> [JOB]: Leave the pictures out. Return all other data exactly.

> [STORED DATA]:
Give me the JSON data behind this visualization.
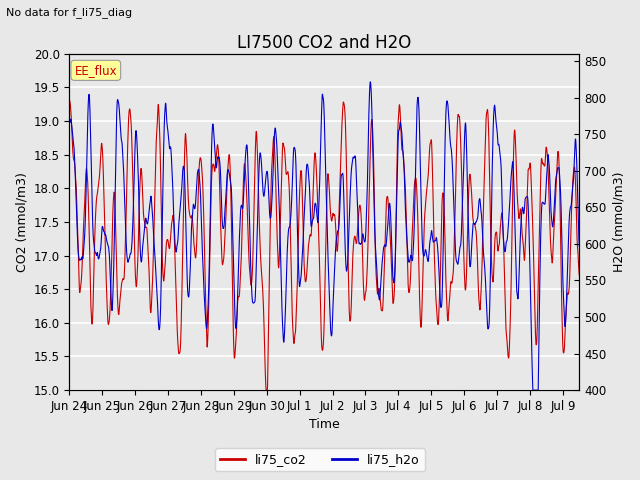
{
  "title": "LI7500 CO2 and H2O",
  "subtitle": "No data for f_li75_diag",
  "xlabel": "Time",
  "ylabel_left": "CO2 (mmol/m3)",
  "ylabel_right": "H2O (mmol/m3)",
  "ylim_left": [
    15.0,
    20.0
  ],
  "ylim_right": [
    400,
    860
  ],
  "co2_color": "#cc0000",
  "h2o_color": "#0000cc",
  "background_color": "#e8e8e8",
  "plot_bg_color": "#e8e8e8",
  "legend_labels": [
    "li75_co2",
    "li75_h2o"
  ],
  "annotation_text": "EE_flux",
  "annotation_color": "#cc0000",
  "annotation_bg": "#ffff99",
  "tick_dates": [
    "Jun 24",
    "Jun 25",
    "Jun 26",
    "Jun 27",
    "Jun 28",
    "Jun 29",
    "Jun 30",
    "Jul 1",
    "Jul 2",
    "Jul 3",
    "Jul 4",
    "Jul 5",
    "Jul 6",
    "Jul 7",
    "Jul 8",
    "Jul 9"
  ],
  "title_fontsize": 12,
  "label_fontsize": 9,
  "tick_fontsize": 8.5,
  "fig_width": 6.4,
  "fig_height": 4.8,
  "dpi": 100
}
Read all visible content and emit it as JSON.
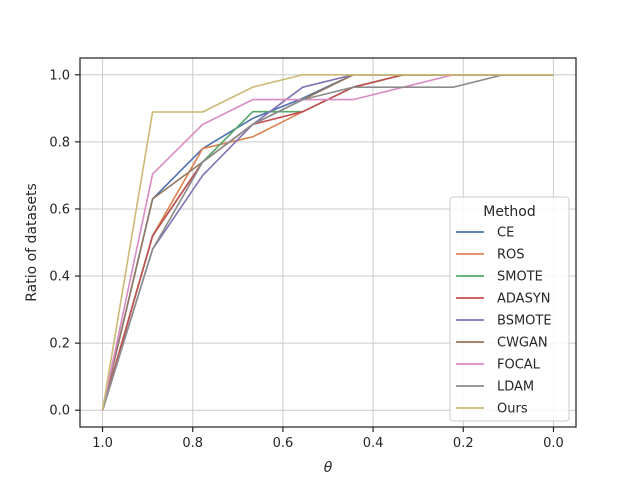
{
  "chart_data": {
    "type": "line",
    "title": "",
    "xlabel": "θ",
    "ylabel": "Ratio of datasets",
    "xlim": [
      1.05,
      -0.05
    ],
    "ylim": [
      -0.05,
      1.05
    ],
    "x_inverted": true,
    "x_ticks": [
      1.0,
      0.8,
      0.6,
      0.4,
      0.2,
      0.0
    ],
    "x_tick_labels": [
      "1.0",
      "0.8",
      "0.6",
      "0.4",
      "0.2",
      "0.0"
    ],
    "y_ticks": [
      0.0,
      0.2,
      0.4,
      0.6,
      0.8,
      1.0
    ],
    "y_tick_labels": [
      "0.0",
      "0.2",
      "0.4",
      "0.6",
      "0.8",
      "1.0"
    ],
    "grid": true,
    "legend": {
      "title": "Method",
      "placement": "lower right"
    },
    "x": [
      1.0,
      0.889,
      0.778,
      0.667,
      0.556,
      0.444,
      0.333,
      0.222,
      0.111,
      0.0
    ],
    "series": [
      {
        "name": "CE",
        "color": "#4c72b0",
        "values": [
          0.0,
          0.63,
          0.78,
          0.87,
          0.93,
          1.0,
          1.0,
          1.0,
          1.0,
          1.0
        ]
      },
      {
        "name": "ROS",
        "color": "#dd8452",
        "values": [
          0.0,
          0.52,
          0.78,
          0.815,
          0.89,
          0.963,
          1.0,
          1.0,
          1.0,
          1.0
        ]
      },
      {
        "name": "SMOTE",
        "color": "#55a868",
        "values": [
          0.0,
          0.52,
          0.74,
          0.89,
          0.89,
          0.963,
          1.0,
          1.0,
          1.0,
          1.0
        ]
      },
      {
        "name": "ADASYN",
        "color": "#c44e52",
        "values": [
          0.0,
          0.52,
          0.74,
          0.852,
          0.89,
          0.963,
          1.0,
          1.0,
          1.0,
          1.0
        ]
      },
      {
        "name": "BSMOTE",
        "color": "#8172b3",
        "values": [
          0.0,
          0.48,
          0.7,
          0.852,
          0.963,
          1.0,
          1.0,
          1.0,
          1.0,
          1.0
        ]
      },
      {
        "name": "CWGAN",
        "color": "#937860",
        "values": [
          0.0,
          0.63,
          0.74,
          0.852,
          0.926,
          1.0,
          1.0,
          1.0,
          1.0,
          1.0
        ]
      },
      {
        "name": "FOCAL",
        "color": "#da8bc3",
        "values": [
          0.0,
          0.704,
          0.852,
          0.926,
          0.926,
          0.926,
          0.963,
          1.0,
          1.0,
          1.0
        ]
      },
      {
        "name": "LDAM",
        "color": "#8c8c8c",
        "values": [
          0.0,
          0.48,
          0.74,
          0.852,
          0.926,
          0.963,
          0.963,
          0.963,
          1.0,
          1.0
        ]
      },
      {
        "name": "Ours",
        "color": "#ccb974",
        "values": [
          0.0,
          0.889,
          0.889,
          0.963,
          1.0,
          1.0,
          1.0,
          1.0,
          1.0,
          1.0
        ]
      }
    ]
  }
}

> [TASK RESPONSE]:
Give me the JSON data behind this visualization.
{
  "title": "LI7500 CO2 and H2O",
  "subtitle": "No data for f_li75_diag",
  "xlabel": "Time",
  "ylabel_left": "CO2 (mmol/m3)",
  "ylabel_right": "H2O (mmol/m3)",
  "ylim_left": [
    15.0,
    20.0
  ],
  "ylim_right": [
    400,
    860
  ],
  "co2_color": "#cc0000",
  "h2o_color": "#0000cc",
  "background_color": "#e8e8e8",
  "plot_bg_color": "#e8e8e8",
  "legend_labels": [
    "li75_co2",
    "li75_h2o"
  ],
  "annotation_text": "EE_flux",
  "annotation_color": "#cc0000",
  "annotation_bg": "#ffff99",
  "tick_dates": [
    "Jun 24",
    "Jun 25",
    "Jun 26",
    "Jun 27",
    "Jun 28",
    "Jun 29",
    "Jun 30",
    "Jul 1",
    "Jul 2",
    "Jul 3",
    "Jul 4",
    "Jul 5",
    "Jul 6",
    "Jul 7",
    "Jul 8",
    "Jul 9"
  ],
  "title_fontsize": 12,
  "label_fontsize": 9,
  "tick_fontsize": 8.5,
  "fig_width": 6.4,
  "fig_height": 4.8,
  "dpi": 100
}
Read all visible content and emit it as JSON.
{
  "chart_data": {
    "type": "line",
    "title": "",
    "xlabel": "θ",
    "ylabel": "Ratio of datasets",
    "xlim": [
      1.05,
      -0.05
    ],
    "ylim": [
      -0.05,
      1.05
    ],
    "x_inverted": true,
    "x_ticks": [
      1.0,
      0.8,
      0.6,
      0.4,
      0.2,
      0.0
    ],
    "x_tick_labels": [
      "1.0",
      "0.8",
      "0.6",
      "0.4",
      "0.2",
      "0.0"
    ],
    "y_ticks": [
      0.0,
      0.2,
      0.4,
      0.6,
      0.8,
      1.0
    ],
    "y_tick_labels": [
      "0.0",
      "0.2",
      "0.4",
      "0.6",
      "0.8",
      "1.0"
    ],
    "grid": true,
    "legend": {
      "title": "Method",
      "placement": "lower right"
    },
    "x": [
      1.0,
      0.889,
      0.778,
      0.667,
      0.556,
      0.444,
      0.333,
      0.222,
      0.111,
      0.0
    ],
    "series": [
      {
        "name": "CE",
        "color": "#4c72b0",
        "values": [
          0.0,
          0.63,
          0.78,
          0.87,
          0.93,
          1.0,
          1.0,
          1.0,
          1.0,
          1.0
        ]
      },
      {
        "name": "ROS",
        "color": "#dd8452",
        "values": [
          0.0,
          0.52,
          0.78,
          0.815,
          0.89,
          0.963,
          1.0,
          1.0,
          1.0,
          1.0
        ]
      },
      {
        "name": "SMOTE",
        "color": "#55a868",
        "values": [
          0.0,
          0.52,
          0.74,
          0.89,
          0.89,
          0.963,
          1.0,
          1.0,
          1.0,
          1.0
        ]
      },
      {
        "name": "ADASYN",
        "color": "#c44e52",
        "values": [
          0.0,
          0.52,
          0.74,
          0.852,
          0.89,
          0.963,
          1.0,
          1.0,
          1.0,
          1.0
        ]
      },
      {
        "name": "BSMOTE",
        "color": "#8172b3",
        "values": [
          0.0,
          0.48,
          0.7,
          0.852,
          0.963,
          1.0,
          1.0,
          1.0,
          1.0,
          1.0
        ]
      },
      {
        "name": "CWGAN",
        "color": "#937860",
        "values": [
          0.0,
          0.63,
          0.74,
          0.852,
          0.926,
          1.0,
          1.0,
          1.0,
          1.0,
          1.0
        ]
      },
      {
        "name": "FOCAL",
        "color": "#da8bc3",
        "values": [
          0.0,
          0.704,
          0.852,
          0.926,
          0.926,
          0.926,
          0.963,
          1.0,
          1.0,
          1.0
        ]
      },
      {
        "name": "LDAM",
        "color": "#8c8c8c",
        "values": [
          0.0,
          0.48,
          0.74,
          0.852,
          0.926,
          0.963,
          0.963,
          0.963,
          1.0,
          1.0
        ]
      },
      {
        "name": "Ours",
        "color": "#ccb974",
        "values": [
          0.0,
          0.889,
          0.889,
          0.963,
          1.0,
          1.0,
          1.0,
          1.0,
          1.0,
          1.0
        ]
      }
    ]
  }
}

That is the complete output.